Material |
** begin **

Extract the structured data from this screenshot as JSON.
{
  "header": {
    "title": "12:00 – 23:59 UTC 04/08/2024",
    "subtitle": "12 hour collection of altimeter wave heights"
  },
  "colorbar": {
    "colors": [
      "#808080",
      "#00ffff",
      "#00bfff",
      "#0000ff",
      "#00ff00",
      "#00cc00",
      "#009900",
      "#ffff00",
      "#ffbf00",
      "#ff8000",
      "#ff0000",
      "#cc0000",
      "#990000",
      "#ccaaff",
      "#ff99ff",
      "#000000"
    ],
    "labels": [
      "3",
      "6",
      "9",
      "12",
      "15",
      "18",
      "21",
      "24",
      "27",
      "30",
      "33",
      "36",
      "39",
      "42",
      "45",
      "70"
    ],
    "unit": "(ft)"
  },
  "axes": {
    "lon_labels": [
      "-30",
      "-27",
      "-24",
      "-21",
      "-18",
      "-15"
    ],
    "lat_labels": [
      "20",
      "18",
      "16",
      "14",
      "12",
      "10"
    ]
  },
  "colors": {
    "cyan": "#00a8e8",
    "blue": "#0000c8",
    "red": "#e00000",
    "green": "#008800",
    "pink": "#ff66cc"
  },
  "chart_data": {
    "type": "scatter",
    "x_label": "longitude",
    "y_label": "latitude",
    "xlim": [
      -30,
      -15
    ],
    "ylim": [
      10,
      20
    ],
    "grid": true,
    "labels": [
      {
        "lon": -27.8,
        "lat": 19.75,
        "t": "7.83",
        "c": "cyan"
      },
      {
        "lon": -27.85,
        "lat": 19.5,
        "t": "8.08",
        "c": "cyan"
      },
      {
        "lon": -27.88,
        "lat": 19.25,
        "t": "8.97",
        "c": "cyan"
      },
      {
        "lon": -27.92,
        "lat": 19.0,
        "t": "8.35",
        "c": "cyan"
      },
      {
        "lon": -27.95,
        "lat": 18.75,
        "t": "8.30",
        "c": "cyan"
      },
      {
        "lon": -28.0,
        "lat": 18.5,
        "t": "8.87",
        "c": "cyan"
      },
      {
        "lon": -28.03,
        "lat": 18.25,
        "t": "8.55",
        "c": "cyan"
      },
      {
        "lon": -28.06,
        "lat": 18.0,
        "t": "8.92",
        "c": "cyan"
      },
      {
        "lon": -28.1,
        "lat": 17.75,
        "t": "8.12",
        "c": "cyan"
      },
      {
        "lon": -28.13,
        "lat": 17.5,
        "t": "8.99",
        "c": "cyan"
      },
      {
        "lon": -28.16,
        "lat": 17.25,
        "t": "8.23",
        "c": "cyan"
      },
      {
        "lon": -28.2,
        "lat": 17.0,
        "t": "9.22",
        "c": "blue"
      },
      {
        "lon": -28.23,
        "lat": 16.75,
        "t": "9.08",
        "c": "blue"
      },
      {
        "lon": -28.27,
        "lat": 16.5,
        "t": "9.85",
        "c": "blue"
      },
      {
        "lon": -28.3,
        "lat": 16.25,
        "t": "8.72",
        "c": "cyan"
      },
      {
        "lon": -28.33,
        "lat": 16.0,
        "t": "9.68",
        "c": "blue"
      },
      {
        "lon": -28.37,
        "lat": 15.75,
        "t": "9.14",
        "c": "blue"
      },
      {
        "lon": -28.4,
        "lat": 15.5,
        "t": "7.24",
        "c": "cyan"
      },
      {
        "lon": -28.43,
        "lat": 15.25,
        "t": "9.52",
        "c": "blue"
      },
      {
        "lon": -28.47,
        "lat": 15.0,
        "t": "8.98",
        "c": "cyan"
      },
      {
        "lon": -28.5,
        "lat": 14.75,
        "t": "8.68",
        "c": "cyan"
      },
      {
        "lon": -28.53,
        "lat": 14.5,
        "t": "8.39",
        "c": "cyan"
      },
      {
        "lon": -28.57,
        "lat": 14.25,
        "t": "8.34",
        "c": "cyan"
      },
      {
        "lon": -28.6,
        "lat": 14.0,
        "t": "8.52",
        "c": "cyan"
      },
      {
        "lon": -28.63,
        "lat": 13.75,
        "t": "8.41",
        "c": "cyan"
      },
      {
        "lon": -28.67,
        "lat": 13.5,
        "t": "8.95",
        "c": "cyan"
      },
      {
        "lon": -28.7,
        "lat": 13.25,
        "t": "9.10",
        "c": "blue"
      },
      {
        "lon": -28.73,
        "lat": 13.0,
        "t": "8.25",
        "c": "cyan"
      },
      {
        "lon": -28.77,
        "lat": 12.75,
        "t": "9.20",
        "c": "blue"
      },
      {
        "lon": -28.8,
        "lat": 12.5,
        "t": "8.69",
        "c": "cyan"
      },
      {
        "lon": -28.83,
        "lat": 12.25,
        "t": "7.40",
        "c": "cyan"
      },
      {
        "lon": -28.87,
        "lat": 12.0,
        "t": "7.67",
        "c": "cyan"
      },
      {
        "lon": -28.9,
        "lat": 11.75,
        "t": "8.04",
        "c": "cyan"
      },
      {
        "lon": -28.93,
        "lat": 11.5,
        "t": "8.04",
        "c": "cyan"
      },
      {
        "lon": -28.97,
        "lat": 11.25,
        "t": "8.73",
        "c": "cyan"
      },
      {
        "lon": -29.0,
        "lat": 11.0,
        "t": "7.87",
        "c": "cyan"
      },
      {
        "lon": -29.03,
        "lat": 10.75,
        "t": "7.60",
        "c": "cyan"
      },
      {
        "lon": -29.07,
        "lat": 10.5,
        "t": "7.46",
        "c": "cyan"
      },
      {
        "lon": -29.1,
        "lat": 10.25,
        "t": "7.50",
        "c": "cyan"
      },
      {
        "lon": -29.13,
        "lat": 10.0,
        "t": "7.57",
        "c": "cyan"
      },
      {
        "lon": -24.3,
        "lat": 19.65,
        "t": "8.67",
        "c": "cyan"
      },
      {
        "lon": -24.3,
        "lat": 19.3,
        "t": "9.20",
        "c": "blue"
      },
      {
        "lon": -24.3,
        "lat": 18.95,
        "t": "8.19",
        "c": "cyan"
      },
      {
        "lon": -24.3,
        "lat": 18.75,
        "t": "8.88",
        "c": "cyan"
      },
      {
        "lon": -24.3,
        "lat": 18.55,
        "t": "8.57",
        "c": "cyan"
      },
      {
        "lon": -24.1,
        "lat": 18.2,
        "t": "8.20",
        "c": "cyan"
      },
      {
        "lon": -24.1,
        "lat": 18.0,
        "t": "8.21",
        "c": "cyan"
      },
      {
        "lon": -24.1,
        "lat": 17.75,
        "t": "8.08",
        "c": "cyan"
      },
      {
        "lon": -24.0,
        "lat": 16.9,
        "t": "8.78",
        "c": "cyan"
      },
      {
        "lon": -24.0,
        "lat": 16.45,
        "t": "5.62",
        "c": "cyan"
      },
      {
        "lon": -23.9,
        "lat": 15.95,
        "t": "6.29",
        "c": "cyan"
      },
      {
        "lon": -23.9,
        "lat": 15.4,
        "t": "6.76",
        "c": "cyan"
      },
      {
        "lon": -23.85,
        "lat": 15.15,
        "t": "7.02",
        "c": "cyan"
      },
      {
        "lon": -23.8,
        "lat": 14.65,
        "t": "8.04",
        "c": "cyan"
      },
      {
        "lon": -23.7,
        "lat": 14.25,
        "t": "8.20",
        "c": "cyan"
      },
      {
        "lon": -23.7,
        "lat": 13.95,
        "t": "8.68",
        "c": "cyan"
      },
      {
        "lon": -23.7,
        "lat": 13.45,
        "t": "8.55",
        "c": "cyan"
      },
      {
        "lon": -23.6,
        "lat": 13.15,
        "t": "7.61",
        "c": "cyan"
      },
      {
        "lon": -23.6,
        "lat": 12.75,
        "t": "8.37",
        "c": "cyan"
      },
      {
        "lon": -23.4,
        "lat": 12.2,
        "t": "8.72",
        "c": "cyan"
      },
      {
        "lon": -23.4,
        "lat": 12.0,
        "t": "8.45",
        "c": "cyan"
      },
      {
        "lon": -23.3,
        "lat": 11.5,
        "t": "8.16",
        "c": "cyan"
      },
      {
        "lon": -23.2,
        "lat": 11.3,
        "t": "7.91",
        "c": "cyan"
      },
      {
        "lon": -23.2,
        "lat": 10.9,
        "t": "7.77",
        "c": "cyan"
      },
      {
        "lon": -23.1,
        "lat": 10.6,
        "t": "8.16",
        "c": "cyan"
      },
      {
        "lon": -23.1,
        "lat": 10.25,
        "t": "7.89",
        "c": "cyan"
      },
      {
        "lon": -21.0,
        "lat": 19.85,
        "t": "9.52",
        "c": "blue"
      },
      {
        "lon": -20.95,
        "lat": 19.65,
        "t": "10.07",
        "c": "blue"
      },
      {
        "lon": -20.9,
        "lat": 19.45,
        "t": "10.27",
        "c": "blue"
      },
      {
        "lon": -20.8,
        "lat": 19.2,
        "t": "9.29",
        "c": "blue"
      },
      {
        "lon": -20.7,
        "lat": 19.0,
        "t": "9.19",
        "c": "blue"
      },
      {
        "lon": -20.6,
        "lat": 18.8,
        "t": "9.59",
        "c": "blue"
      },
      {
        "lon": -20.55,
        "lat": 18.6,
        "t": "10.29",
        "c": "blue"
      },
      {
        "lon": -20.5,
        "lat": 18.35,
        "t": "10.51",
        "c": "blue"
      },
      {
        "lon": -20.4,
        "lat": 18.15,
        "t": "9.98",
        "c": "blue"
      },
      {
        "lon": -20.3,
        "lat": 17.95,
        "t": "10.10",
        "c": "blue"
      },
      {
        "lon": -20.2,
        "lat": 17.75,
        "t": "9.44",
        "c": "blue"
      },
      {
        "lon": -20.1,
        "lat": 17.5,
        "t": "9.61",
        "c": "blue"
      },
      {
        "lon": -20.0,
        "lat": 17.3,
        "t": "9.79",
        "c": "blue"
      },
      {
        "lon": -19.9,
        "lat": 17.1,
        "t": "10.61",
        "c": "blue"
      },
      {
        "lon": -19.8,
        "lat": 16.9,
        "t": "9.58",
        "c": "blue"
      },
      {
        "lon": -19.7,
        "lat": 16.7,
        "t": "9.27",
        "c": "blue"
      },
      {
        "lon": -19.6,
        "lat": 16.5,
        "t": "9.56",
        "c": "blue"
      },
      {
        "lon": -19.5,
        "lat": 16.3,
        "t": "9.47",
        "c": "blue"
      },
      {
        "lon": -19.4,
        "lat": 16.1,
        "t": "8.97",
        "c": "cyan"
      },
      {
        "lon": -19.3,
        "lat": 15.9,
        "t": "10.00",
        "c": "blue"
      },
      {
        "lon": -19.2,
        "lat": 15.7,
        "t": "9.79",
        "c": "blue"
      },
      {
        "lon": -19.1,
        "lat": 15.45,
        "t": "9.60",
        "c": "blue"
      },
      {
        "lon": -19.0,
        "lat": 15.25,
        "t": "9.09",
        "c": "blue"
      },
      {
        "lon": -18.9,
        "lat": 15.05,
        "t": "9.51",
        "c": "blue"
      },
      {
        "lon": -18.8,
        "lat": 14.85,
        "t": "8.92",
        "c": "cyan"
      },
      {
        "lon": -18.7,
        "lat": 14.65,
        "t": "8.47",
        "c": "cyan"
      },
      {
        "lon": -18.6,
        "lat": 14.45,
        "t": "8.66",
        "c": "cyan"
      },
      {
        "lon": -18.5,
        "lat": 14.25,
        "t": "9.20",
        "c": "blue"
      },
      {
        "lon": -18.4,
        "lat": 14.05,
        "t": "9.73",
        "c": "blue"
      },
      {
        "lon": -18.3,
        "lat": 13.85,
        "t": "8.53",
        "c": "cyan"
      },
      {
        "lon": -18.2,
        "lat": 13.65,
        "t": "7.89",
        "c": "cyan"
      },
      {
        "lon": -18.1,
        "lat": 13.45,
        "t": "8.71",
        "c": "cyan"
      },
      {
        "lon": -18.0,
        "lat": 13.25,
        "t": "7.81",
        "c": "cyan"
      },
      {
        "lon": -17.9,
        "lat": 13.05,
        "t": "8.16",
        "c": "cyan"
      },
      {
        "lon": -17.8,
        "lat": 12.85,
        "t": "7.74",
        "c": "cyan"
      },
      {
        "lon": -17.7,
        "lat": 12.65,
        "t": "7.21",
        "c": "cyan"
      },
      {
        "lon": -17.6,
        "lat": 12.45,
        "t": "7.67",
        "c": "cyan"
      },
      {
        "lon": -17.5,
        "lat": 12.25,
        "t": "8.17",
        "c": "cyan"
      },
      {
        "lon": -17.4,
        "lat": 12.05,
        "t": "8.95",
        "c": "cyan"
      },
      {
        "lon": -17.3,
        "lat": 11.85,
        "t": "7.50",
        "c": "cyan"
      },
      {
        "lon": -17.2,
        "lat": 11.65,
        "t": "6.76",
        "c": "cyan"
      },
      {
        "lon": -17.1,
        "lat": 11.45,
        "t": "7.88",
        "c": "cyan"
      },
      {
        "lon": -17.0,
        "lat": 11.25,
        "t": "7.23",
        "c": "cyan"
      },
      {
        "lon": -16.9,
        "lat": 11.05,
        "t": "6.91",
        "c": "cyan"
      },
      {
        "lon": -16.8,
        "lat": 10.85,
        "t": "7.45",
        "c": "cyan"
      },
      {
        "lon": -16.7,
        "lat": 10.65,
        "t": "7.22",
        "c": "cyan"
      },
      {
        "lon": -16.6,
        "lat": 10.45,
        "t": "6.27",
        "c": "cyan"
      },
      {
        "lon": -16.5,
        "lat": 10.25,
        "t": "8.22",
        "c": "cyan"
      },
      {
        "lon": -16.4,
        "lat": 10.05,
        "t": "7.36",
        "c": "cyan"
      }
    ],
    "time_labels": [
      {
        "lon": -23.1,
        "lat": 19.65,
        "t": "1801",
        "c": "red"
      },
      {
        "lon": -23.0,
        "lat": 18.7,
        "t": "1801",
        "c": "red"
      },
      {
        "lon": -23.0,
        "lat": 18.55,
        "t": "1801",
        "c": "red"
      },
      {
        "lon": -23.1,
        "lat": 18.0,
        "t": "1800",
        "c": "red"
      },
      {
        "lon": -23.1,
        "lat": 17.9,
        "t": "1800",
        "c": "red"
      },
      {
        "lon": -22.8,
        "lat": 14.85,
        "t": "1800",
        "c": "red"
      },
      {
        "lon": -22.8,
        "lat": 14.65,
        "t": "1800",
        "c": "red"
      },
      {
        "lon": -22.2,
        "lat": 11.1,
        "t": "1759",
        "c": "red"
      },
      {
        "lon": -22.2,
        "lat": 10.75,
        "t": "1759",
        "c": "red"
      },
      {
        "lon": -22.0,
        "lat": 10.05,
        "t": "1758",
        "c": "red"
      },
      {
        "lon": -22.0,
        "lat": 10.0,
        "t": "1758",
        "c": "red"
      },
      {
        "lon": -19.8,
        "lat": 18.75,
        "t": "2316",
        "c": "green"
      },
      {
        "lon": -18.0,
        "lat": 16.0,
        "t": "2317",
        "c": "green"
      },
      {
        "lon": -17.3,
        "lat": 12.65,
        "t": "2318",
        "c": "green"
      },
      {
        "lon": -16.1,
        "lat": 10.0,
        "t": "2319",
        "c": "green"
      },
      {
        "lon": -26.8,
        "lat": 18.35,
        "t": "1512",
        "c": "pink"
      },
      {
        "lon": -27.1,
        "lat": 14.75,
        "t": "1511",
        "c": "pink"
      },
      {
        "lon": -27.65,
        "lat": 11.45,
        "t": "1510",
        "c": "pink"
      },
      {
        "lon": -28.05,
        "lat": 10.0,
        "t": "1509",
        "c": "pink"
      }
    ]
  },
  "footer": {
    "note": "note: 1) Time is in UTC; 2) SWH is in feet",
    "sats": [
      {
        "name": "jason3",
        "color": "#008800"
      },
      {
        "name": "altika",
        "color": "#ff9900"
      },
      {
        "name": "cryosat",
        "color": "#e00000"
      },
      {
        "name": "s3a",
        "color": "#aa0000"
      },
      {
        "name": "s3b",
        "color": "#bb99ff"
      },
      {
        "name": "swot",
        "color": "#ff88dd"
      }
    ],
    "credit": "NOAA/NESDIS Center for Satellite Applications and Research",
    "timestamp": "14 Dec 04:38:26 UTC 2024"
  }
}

** end **

State only how many lines in the material include "name".

6